What the task requires:
Lift out each line of the data that holds "Lemon".

Raw records:
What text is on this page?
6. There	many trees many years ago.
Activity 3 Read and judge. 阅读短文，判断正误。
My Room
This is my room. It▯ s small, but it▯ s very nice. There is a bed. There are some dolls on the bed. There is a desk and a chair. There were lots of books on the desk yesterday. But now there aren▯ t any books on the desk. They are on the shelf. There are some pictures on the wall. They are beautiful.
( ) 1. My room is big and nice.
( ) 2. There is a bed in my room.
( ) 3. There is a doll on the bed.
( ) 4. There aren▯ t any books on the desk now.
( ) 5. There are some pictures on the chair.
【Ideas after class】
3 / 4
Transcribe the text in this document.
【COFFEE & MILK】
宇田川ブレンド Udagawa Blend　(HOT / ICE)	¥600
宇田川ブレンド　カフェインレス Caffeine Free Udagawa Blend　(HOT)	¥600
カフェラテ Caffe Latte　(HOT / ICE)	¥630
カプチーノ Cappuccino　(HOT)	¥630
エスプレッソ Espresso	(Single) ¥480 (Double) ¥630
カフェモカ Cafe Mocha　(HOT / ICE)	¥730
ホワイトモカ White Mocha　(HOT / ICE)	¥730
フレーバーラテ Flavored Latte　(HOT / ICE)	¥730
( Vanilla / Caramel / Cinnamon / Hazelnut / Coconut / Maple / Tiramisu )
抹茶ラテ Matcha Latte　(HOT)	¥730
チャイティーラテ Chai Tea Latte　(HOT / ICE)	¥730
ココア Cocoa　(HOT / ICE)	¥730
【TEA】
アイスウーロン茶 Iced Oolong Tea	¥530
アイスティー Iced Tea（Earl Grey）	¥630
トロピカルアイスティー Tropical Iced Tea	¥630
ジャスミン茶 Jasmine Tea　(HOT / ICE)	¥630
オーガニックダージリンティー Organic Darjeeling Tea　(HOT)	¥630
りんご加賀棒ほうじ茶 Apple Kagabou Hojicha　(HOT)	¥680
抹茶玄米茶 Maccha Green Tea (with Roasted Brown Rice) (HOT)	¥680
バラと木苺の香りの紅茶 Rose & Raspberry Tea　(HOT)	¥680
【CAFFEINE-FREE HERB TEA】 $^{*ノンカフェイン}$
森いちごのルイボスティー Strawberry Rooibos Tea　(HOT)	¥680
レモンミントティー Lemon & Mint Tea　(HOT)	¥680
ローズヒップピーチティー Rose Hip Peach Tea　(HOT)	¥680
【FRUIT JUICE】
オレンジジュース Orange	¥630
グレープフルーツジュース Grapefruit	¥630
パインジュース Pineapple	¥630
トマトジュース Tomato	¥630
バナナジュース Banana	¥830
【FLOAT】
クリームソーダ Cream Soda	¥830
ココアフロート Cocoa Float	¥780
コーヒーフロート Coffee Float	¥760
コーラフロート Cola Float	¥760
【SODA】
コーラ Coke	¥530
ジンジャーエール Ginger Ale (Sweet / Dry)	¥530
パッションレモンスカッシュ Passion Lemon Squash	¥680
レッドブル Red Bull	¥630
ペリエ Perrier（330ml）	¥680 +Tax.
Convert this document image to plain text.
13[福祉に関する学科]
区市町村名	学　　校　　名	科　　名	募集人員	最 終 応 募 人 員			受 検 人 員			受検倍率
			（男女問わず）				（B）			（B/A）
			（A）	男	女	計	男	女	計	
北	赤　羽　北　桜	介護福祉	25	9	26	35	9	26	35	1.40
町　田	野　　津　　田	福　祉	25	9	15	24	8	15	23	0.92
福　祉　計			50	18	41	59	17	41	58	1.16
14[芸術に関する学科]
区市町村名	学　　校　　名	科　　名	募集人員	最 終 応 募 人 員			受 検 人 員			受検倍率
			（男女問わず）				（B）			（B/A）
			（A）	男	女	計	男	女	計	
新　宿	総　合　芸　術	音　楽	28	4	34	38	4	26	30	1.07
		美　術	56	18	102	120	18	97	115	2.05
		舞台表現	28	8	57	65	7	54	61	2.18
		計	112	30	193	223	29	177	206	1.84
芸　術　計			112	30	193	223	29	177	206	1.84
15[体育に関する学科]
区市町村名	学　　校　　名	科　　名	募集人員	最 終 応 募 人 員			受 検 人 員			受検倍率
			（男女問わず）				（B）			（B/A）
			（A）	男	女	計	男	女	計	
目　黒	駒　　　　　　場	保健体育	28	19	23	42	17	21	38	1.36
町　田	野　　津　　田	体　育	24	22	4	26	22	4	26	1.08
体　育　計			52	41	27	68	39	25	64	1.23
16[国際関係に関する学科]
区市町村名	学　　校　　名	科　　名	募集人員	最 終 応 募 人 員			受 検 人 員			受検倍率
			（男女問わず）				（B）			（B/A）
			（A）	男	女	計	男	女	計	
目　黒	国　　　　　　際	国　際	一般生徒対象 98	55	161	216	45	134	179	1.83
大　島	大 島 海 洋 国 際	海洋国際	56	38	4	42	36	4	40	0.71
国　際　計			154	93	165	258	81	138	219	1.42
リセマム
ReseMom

Correct answer:
レモンミントティー Lemon & Mint Tea　(HOT)	¥680
パッションレモンスカッシュ Passion Lemon Squash	¥680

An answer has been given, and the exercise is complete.